WORK TO COMPLETE:
All of the records below must be output exactly, with no pictures carried over.

TASK INPUTS:

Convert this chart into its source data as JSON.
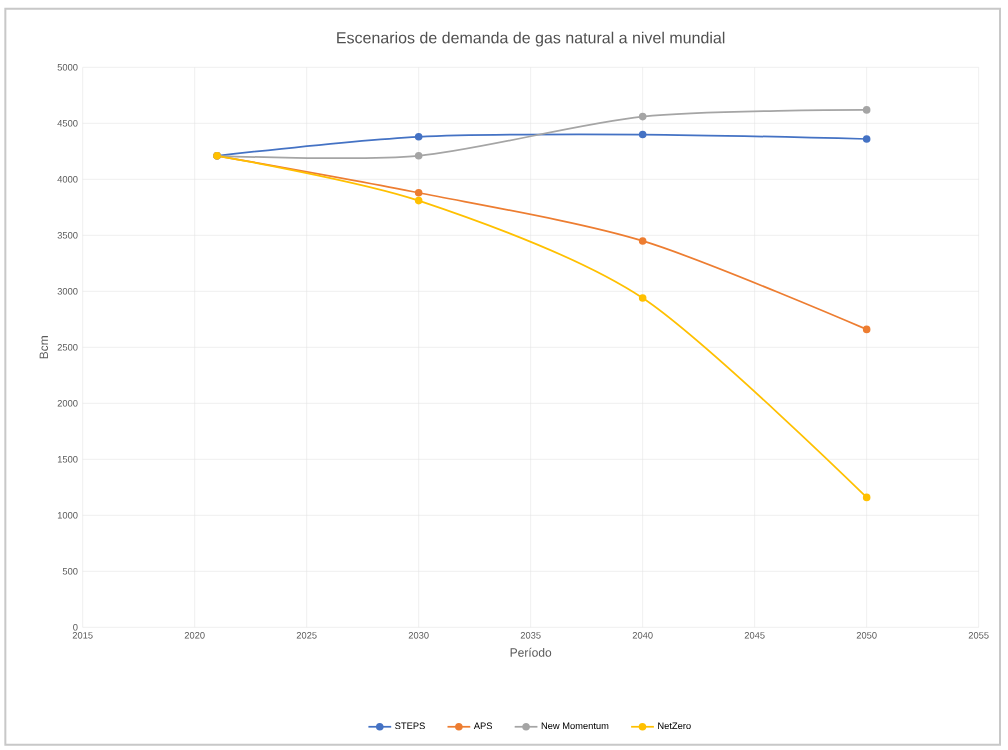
{
  "chart_data": {
    "type": "line",
    "title": "Escenarios de demanda de  gas natural a nivel mundial",
    "xlabel": "Período",
    "ylabel": "Bcm",
    "x": [
      2021,
      2030,
      2040,
      2050
    ],
    "series": [
      {
        "name": "STEPS",
        "color": "#4472c4",
        "values": [
          4210,
          4380,
          4400,
          4360
        ]
      },
      {
        "name": "APS",
        "color": "#ed7d31",
        "values": [
          4210,
          3880,
          3450,
          2660
        ]
      },
      {
        "name": "New Momentum",
        "color": "#a5a5a5",
        "values": [
          4210,
          4210,
          4560,
          4620
        ]
      },
      {
        "name": "NetZero",
        "color": "#ffc000",
        "values": [
          4210,
          3810,
          2940,
          1160
        ]
      }
    ],
    "xlim": [
      2015,
      2055
    ],
    "xticks": [
      2015,
      2020,
      2025,
      2030,
      2035,
      2040,
      2045,
      2050,
      2055
    ],
    "ylim": [
      0,
      5000
    ],
    "yticks": [
      0,
      500,
      1000,
      1500,
      2000,
      2500,
      3000,
      3500,
      4000,
      4500,
      5000
    ],
    "grid": true,
    "legend": "bottom",
    "marker": "circle",
    "line_style": "solid"
  }
}
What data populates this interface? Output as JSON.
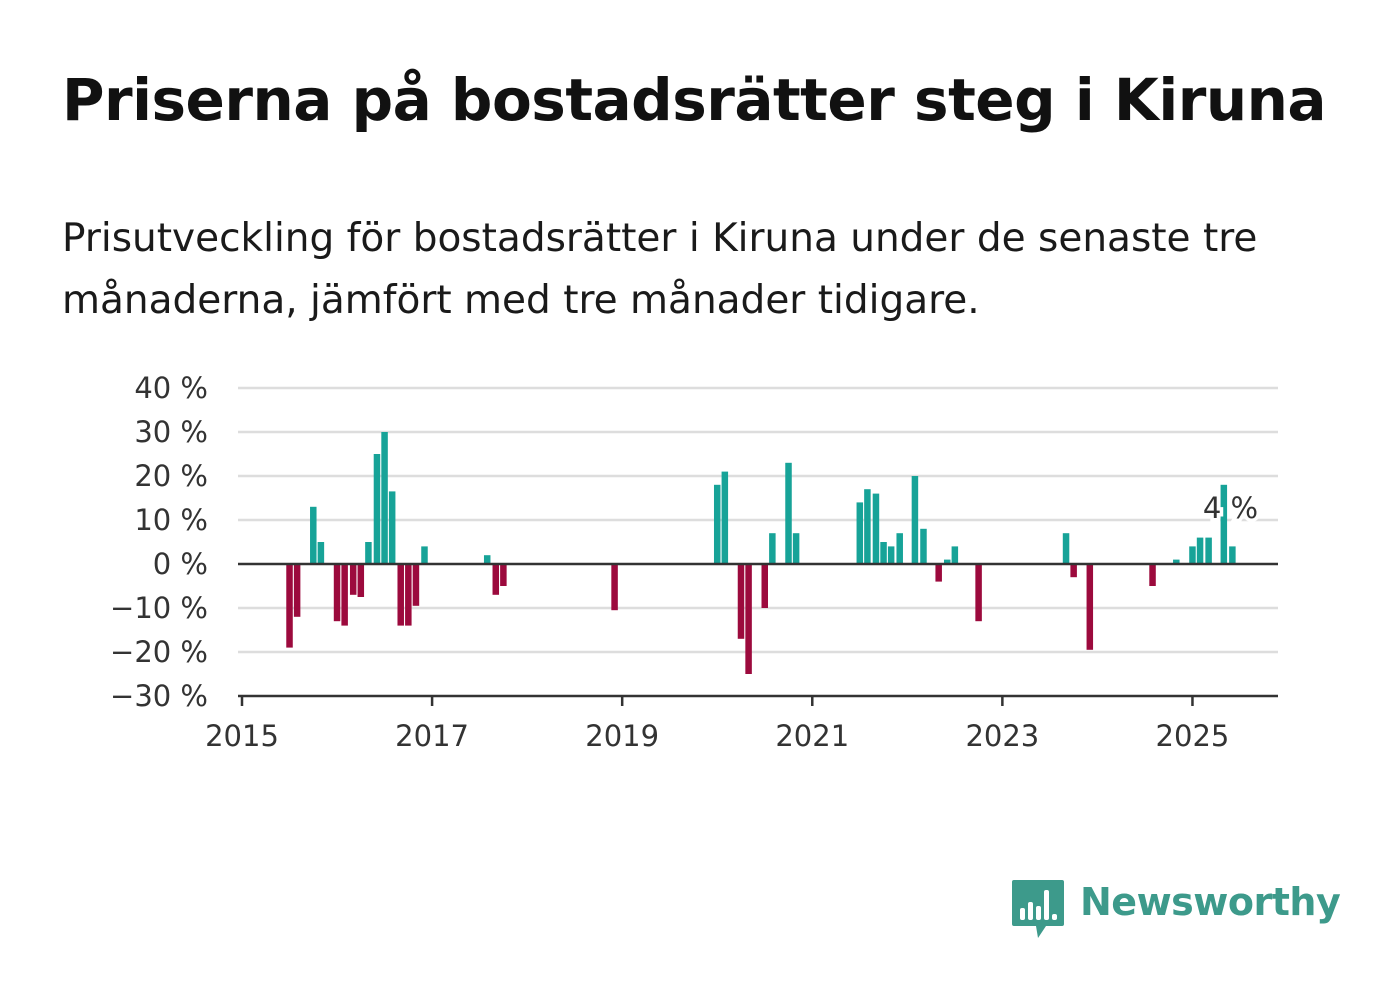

FINISHED TASK:
Convert this chart into its source data as JSON.
{
  "chart_data": {
    "type": "line",
    "title": "Escenarios de demanda de  gas natural a nivel mundial",
    "xlabel": "Período",
    "ylabel": "Bcm",
    "x": [
      2021,
      2030,
      2040,
      2050
    ],
    "series": [
      {
        "name": "STEPS",
        "color": "#4472c4",
        "values": [
          4210,
          4380,
          4400,
          4360
        ]
      },
      {
        "name": "APS",
        "color": "#ed7d31",
        "values": [
          4210,
          3880,
          3450,
          2660
        ]
      },
      {
        "name": "New Momentum",
        "color": "#a5a5a5",
        "values": [
          4210,
          4210,
          4560,
          4620
        ]
      },
      {
        "name": "NetZero",
        "color": "#ffc000",
        "values": [
          4210,
          3810,
          2940,
          1160
        ]
      }
    ],
    "xlim": [
      2015,
      2055
    ],
    "xticks": [
      2015,
      2020,
      2025,
      2030,
      2035,
      2040,
      2045,
      2050,
      2055
    ],
    "ylim": [
      0,
      5000
    ],
    "yticks": [
      0,
      500,
      1000,
      1500,
      2000,
      2500,
      3000,
      3500,
      4000,
      4500,
      5000
    ],
    "grid": true,
    "legend": "bottom",
    "marker": "circle",
    "line_style": "solid"
  }
}
What data populates this interface? Output as JSON.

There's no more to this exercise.